START PASSAGE PROVIDED
Abhinav Gupta | About

How to write flexible YAML shapes in Go

Table of Contents

1. Introduction

With gopkg.in/yaml.v2, you can evolve a YAML shape in a backwards-compatible manner by implementing the yaml.Unmarshaler interface on your type.

Consider the following shape.

type Config struct {
  Users []string `yaml:"users"`
}

Valid YAML input for this shape takes the following form.

users:
  - alice
  - bob
  - carol
  - dave

Suppose that the program evolves over time, and there is now need to optionally specify a role for users. Valid roles are: User, Mod, and Admin. User is the default role.

type Role int

const (
  RoleUser Role = iota
  RoleMod
  RoleAdmin
)

func (r Role) String() string {
  switch r {
  case RoleUser:
    return "user"
  case RoleMod:
    return "mod"
  case RoleAdmin:
    return "admin"
  default:
    // unknown role
    return fmt.Sprintf("Role(%d)", int(r))
  }
}
💡 Tip

Prefer to start iota-based enumerations so that the default is zero. For example, since User is the default here, its value is zero.

If there is no obvious default, start enumerations at one.

2. False start

One way to quickly hack in support for roles is by adding a separate roles section.

roles:
  admins: [alice]
  mods: [dave]

This is brittle, complex, and inflexible.

Brittle

End users must now duplicate names from the users section into the roles section. It is easy to get a name wrong with a bad copy-paste or a typo.

Complex

The implementation must now cross-validate entries between users and roles.

Inflexible

This leaves no room for more properties to be associated with users. Every new property will end up with its own similar section, further exacerbating the prior two issues.

3. Evolve the schema

A better approach is to evolve the YAML schema so that each item in users can be one of two things:

  • a string specifying the name; this will behave like before

  • a user object specifying the name and other properties

The above will now take the following form.

users:
  - name: alice (1)
    role: admin
  - bob (2)
  - carol
  - name: dave
    role: mod
  1. Alice and Dave use the new form, specifying an object with the fields name and role.

  2. Bob and Carol use the old form, specifying just the name as a string.
END PASSAGE PROVIDED
START DATA SECTION
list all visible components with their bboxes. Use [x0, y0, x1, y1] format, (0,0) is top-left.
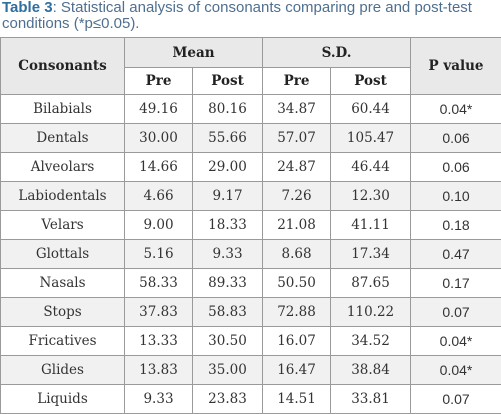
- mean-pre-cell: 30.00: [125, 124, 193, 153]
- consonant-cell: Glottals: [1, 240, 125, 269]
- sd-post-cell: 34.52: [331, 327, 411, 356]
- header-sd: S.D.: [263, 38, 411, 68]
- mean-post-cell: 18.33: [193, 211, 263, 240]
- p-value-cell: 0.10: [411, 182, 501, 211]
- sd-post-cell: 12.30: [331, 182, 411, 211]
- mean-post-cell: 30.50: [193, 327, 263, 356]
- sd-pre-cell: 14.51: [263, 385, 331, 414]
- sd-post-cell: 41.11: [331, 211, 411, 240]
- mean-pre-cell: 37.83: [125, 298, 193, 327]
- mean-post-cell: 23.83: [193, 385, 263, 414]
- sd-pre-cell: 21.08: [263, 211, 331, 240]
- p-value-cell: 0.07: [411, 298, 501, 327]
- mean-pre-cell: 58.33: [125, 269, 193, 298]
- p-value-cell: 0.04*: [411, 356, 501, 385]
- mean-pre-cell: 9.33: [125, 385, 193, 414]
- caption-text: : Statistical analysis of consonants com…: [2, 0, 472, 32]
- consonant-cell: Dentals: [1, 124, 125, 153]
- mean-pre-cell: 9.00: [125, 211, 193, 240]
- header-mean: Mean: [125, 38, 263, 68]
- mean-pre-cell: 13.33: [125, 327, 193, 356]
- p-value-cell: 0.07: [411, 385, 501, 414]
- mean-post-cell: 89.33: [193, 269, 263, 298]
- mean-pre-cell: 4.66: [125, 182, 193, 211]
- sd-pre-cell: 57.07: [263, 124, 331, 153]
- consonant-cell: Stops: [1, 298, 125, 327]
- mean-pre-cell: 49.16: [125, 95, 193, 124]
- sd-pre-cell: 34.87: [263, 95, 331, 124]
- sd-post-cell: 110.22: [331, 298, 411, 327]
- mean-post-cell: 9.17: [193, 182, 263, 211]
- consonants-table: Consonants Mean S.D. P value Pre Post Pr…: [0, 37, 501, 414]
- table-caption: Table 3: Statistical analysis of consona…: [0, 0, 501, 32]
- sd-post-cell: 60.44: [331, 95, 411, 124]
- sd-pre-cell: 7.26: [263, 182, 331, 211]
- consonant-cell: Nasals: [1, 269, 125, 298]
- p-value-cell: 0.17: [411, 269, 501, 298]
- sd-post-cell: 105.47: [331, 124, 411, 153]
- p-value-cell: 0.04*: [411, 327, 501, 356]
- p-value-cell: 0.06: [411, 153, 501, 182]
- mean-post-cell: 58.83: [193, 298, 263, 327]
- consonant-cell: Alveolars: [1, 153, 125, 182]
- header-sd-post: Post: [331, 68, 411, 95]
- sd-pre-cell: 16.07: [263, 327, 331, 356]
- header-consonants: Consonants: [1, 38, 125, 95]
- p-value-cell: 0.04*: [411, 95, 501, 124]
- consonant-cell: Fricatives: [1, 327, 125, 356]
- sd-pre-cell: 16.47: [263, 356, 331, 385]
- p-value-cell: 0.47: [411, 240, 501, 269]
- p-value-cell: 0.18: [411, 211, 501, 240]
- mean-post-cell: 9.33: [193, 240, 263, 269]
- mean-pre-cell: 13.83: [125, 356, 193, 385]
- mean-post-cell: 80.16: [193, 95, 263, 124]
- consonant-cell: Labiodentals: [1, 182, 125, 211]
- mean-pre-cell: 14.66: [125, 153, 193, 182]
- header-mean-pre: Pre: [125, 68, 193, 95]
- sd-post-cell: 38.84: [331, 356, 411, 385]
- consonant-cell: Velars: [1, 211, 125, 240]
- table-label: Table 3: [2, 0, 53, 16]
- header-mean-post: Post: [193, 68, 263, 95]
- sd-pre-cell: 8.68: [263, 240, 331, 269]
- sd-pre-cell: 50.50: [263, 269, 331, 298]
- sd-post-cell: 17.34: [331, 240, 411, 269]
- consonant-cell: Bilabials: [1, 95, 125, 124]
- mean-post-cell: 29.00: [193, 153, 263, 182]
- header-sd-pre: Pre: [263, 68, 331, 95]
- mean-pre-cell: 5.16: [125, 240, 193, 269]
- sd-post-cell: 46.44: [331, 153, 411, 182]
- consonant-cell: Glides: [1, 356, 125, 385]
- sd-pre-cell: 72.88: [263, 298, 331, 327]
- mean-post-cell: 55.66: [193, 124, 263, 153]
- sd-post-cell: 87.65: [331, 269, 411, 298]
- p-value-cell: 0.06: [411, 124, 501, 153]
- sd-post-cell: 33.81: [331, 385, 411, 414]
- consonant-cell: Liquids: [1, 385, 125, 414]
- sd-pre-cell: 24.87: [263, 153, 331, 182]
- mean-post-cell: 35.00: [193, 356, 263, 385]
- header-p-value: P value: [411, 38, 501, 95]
END DATA SECTION
START DATA SECTION
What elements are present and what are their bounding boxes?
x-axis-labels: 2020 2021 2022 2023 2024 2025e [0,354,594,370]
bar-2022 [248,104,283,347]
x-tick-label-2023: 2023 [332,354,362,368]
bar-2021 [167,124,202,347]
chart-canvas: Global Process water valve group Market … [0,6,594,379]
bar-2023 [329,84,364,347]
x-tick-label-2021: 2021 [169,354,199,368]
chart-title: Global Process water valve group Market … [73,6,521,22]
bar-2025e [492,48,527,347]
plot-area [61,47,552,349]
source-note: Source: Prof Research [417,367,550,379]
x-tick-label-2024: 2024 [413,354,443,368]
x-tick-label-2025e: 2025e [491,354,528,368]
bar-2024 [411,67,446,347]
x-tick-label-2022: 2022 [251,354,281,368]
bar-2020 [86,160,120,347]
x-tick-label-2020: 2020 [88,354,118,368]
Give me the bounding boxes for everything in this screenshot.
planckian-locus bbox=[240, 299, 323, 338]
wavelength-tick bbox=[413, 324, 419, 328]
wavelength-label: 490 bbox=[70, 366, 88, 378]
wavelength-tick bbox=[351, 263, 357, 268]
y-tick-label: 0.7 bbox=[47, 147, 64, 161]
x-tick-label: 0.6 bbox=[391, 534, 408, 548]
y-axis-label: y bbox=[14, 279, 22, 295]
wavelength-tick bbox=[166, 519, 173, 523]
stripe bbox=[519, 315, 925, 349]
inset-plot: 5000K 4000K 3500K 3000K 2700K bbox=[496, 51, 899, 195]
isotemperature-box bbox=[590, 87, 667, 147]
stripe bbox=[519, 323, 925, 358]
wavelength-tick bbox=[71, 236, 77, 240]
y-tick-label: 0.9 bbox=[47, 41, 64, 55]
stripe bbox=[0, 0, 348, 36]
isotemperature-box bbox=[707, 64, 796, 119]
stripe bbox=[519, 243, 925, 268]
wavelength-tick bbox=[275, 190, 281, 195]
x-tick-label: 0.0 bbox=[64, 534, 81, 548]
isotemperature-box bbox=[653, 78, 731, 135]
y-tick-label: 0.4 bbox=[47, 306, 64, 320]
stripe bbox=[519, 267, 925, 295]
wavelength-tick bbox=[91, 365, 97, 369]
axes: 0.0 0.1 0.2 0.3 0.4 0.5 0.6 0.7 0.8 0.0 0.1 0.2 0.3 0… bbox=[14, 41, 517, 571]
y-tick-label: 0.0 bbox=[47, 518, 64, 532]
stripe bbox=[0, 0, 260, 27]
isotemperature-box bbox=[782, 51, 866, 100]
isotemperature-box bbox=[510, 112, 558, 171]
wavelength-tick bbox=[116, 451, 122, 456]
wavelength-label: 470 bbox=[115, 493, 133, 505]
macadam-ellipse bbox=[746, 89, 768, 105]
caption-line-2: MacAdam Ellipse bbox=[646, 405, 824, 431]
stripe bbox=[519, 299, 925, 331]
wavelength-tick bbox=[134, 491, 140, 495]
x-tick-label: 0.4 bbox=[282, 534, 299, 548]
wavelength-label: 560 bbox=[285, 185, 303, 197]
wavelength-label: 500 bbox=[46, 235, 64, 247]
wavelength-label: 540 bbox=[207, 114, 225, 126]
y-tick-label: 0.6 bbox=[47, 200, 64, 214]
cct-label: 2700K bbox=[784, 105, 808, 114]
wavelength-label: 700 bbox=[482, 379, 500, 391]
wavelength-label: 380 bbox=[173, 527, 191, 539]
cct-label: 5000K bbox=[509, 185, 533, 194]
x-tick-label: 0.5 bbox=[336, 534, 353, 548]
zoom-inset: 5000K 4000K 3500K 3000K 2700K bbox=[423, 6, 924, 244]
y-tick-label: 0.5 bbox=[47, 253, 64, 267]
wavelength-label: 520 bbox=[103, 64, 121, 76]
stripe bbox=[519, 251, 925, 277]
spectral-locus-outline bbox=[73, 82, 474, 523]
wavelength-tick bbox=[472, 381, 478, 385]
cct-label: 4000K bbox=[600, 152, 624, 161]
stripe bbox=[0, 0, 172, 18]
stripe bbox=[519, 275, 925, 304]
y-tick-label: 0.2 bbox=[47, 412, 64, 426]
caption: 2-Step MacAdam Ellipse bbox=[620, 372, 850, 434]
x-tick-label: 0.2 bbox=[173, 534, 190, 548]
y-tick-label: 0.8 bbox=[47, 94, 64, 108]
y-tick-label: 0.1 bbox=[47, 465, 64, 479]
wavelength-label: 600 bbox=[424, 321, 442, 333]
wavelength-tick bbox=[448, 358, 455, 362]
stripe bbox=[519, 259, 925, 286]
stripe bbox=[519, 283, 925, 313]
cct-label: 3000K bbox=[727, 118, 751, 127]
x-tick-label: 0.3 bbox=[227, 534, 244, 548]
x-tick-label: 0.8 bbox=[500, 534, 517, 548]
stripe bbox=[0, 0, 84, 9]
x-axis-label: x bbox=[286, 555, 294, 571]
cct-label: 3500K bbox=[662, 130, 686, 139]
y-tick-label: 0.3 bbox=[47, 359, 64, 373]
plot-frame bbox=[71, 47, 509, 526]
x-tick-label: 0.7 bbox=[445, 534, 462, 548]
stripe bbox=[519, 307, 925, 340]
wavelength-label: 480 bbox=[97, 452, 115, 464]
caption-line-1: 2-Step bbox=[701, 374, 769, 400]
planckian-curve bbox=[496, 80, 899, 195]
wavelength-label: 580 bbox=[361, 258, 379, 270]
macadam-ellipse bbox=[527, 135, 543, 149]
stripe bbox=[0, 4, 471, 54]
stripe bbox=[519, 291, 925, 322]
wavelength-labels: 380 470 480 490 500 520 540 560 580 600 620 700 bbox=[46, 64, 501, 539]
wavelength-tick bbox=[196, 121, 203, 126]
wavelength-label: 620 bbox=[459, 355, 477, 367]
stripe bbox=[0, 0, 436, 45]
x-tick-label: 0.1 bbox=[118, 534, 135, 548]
END DATA SECTION
• **TASK REQUIREMENTS**
[1] Answer these questions about the Go YAML article:
(a) Which role is the default?
(b) What three words describe the drawbacks of adding a separate roles section?
(c) In the evolved YAML example, which two users still use the old string form?
[2] Go on with the Go YAML article, starting right after its final sentence.
The items come from a separate source and are unrelated to the Go YAML article.

• **TASK-BY-TASK OUTPUTS**
[1]
(a) User is the default role.
(b) Brittle, complex, and inflexible.
(c) Bob and Carol.

[2]
Compare this with the false start.

  • user names do not need to be duplicated

  • the implementation validates the shape once

  • the user object has room for new properties

4. Implement it

To implement this with gopkg.in/yaml.v2, switch the old Config.Users field to a list of newly-declared User structs.

 type Config struct {
-  Users []string `yaml:"users"`
+  Users []*User  `yaml:"users"`
 }
+
+type User struct {
+  Name string `yaml:"name"`
+  Role Role   `yaml:"role"`
+}

Teach the YAML library how to parse Role values from YAML, by implementing encoding.TextUnmarshaler for Role.

// UnmarshalText specifies how to parse a Role from a string.
func (r *Role) UnmarshalText(bs []byte) error {
  switch string(bs) {
  case "user":
    *r = RoleUser
  case "mod":
    *r = RoleMod
  case "admin":
    *r = RoleAdmin
  default:
    return fmt.Errorf("unknown role %q", bs)
  }
  return nil
}
💡 Tip

Use dmarkham/enumer with the -text flag to generate this automatically instead of writing it by hand.

This gets the implementation as far as supporting objects with a name and role.

users:
  - name: alice
    role: admin
  - name: dave
    role: mod

But it does not yet support the old form:

users:
  - carol  # ERROR

5. Make it flexible

To make the new format fully backwards-compatible, it needs to support plain strings for users whose role is user.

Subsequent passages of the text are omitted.